→ Exercise requirements:
Identify the lines that contain the string "Механические", then copy each of them.

→ Source data:

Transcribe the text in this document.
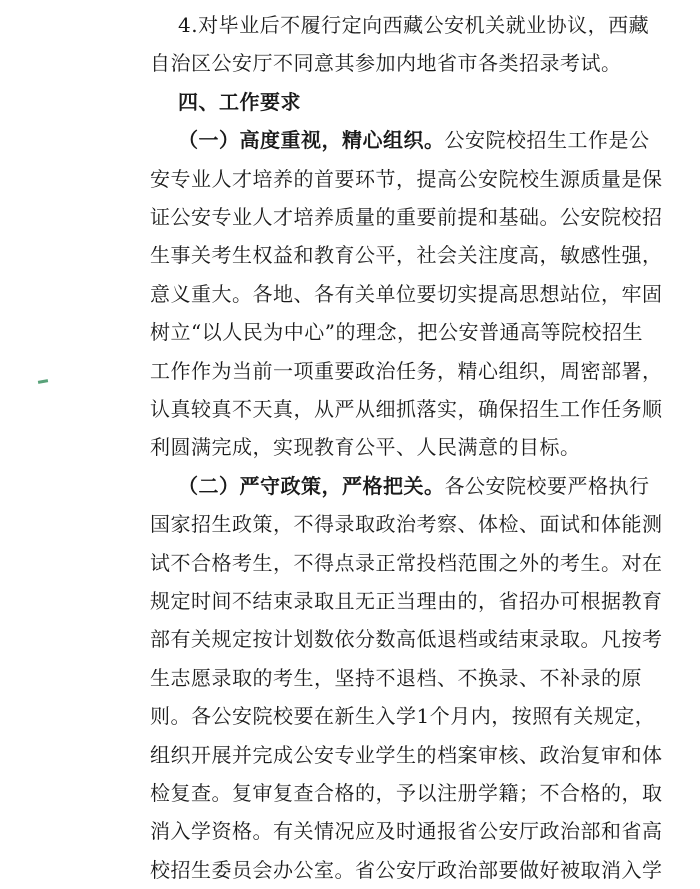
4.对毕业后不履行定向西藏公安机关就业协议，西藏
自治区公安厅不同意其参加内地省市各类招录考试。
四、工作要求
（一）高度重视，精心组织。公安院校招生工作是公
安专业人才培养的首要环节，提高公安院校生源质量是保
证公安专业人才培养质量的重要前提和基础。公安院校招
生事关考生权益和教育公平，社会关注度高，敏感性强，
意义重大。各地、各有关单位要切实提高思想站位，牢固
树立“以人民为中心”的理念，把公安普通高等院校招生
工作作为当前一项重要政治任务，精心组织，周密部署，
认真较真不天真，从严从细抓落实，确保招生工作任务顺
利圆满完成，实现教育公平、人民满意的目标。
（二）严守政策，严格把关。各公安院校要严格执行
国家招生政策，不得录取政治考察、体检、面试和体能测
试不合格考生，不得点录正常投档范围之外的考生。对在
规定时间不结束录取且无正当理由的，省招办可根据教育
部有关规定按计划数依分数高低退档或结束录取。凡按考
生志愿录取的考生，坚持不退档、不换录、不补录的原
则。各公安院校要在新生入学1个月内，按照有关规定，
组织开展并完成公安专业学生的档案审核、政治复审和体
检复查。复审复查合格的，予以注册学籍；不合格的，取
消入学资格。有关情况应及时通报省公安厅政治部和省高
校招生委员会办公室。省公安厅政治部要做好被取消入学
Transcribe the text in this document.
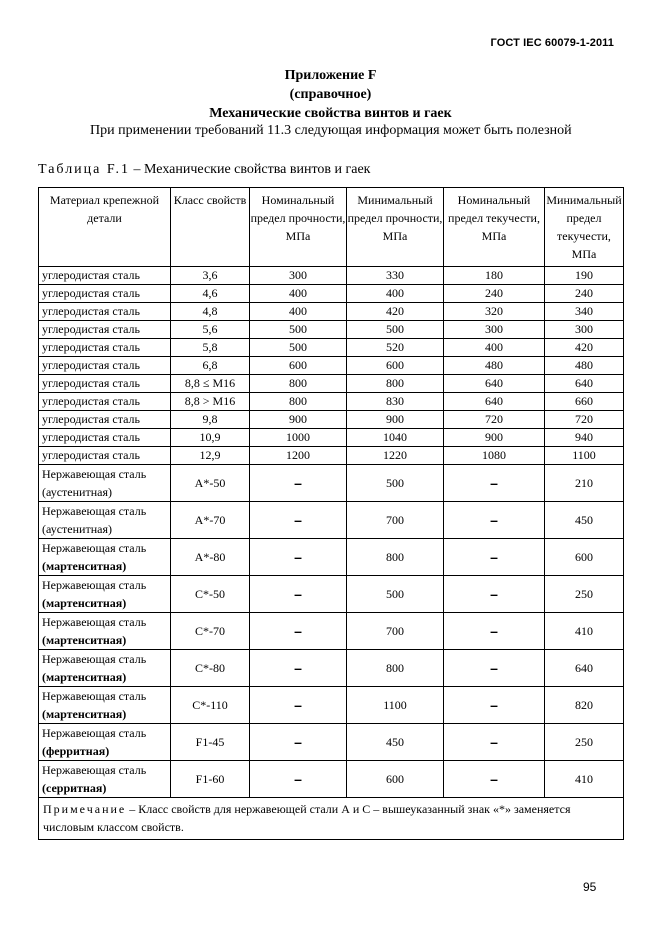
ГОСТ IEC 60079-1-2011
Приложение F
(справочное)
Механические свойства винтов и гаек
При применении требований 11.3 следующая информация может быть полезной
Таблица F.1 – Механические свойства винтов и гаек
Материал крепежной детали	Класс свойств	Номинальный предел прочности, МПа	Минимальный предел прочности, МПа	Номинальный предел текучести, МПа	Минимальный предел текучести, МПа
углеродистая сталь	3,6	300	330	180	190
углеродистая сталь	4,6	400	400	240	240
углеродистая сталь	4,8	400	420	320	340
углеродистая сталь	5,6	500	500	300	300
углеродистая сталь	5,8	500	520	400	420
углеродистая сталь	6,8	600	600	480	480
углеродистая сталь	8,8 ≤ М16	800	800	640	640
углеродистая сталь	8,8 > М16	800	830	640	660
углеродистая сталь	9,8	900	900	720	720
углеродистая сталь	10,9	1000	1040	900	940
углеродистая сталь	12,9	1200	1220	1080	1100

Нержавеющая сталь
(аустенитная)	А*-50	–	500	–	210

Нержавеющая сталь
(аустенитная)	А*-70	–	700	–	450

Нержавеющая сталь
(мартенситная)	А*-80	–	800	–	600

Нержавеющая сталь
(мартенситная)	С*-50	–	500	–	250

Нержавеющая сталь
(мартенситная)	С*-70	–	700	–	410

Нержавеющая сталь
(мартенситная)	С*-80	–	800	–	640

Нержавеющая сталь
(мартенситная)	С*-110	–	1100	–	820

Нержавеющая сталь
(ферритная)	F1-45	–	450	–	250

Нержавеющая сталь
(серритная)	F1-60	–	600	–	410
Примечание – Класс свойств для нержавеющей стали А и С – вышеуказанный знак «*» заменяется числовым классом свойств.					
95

...

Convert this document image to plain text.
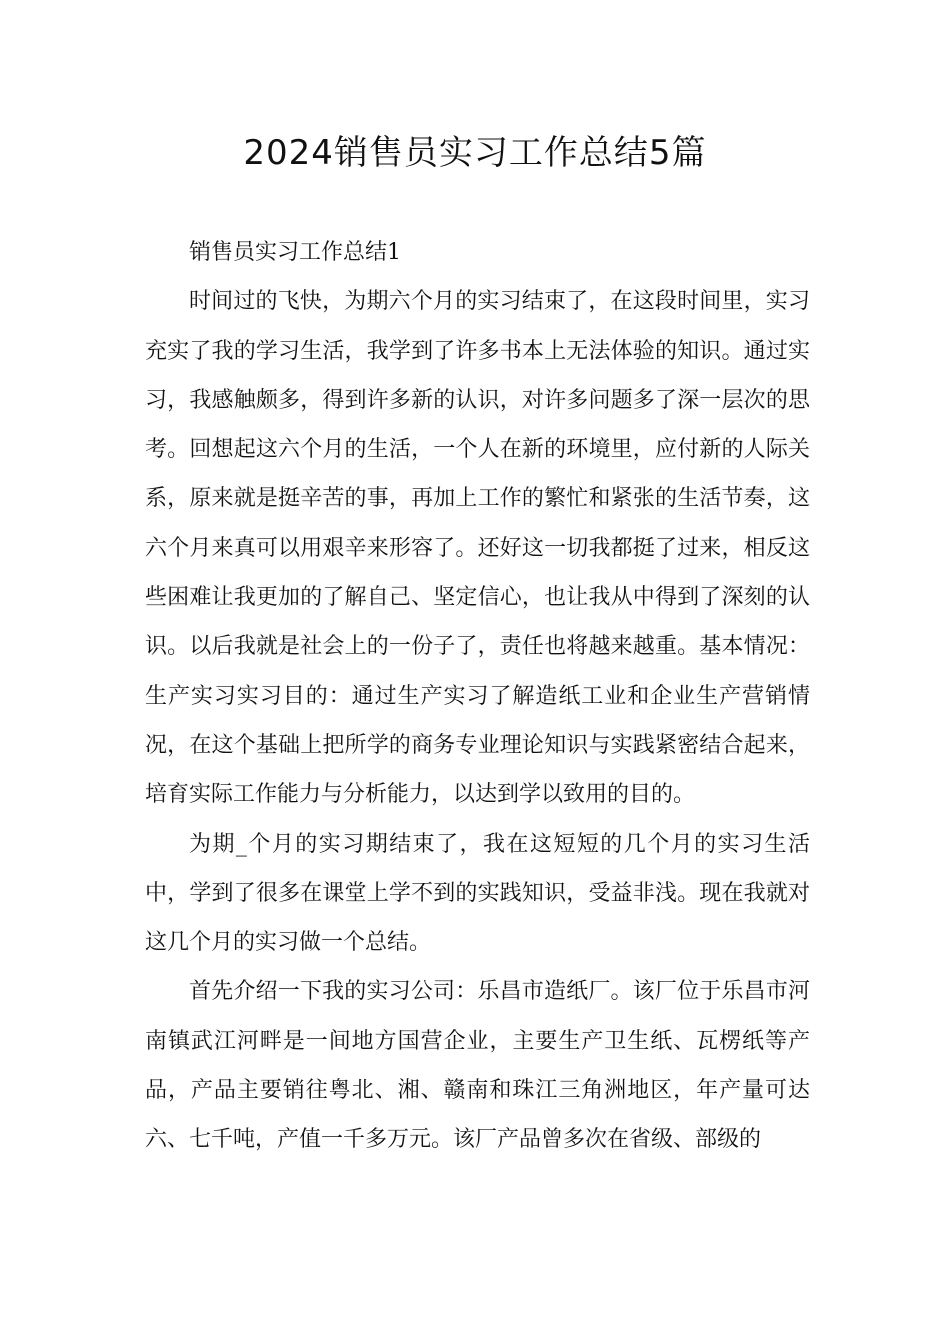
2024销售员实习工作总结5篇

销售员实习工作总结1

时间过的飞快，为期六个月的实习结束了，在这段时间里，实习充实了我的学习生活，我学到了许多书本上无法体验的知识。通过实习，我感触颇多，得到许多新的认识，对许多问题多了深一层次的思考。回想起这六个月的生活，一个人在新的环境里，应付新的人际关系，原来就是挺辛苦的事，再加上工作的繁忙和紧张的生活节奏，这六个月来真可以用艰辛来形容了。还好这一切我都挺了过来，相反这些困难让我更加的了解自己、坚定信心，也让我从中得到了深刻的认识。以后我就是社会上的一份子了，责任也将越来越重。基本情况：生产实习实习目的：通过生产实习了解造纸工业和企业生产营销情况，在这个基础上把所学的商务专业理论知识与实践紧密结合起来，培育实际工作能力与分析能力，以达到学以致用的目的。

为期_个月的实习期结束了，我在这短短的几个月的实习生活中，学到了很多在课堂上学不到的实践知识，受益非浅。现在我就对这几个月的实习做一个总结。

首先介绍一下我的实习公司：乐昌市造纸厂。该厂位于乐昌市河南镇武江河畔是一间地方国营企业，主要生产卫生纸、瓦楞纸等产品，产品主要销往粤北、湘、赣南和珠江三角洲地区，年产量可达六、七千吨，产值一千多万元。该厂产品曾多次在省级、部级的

→ Answer to the exercise:
Механические свойства винтов и гаек
Таблица F.1 – Механические свойства винтов и гаек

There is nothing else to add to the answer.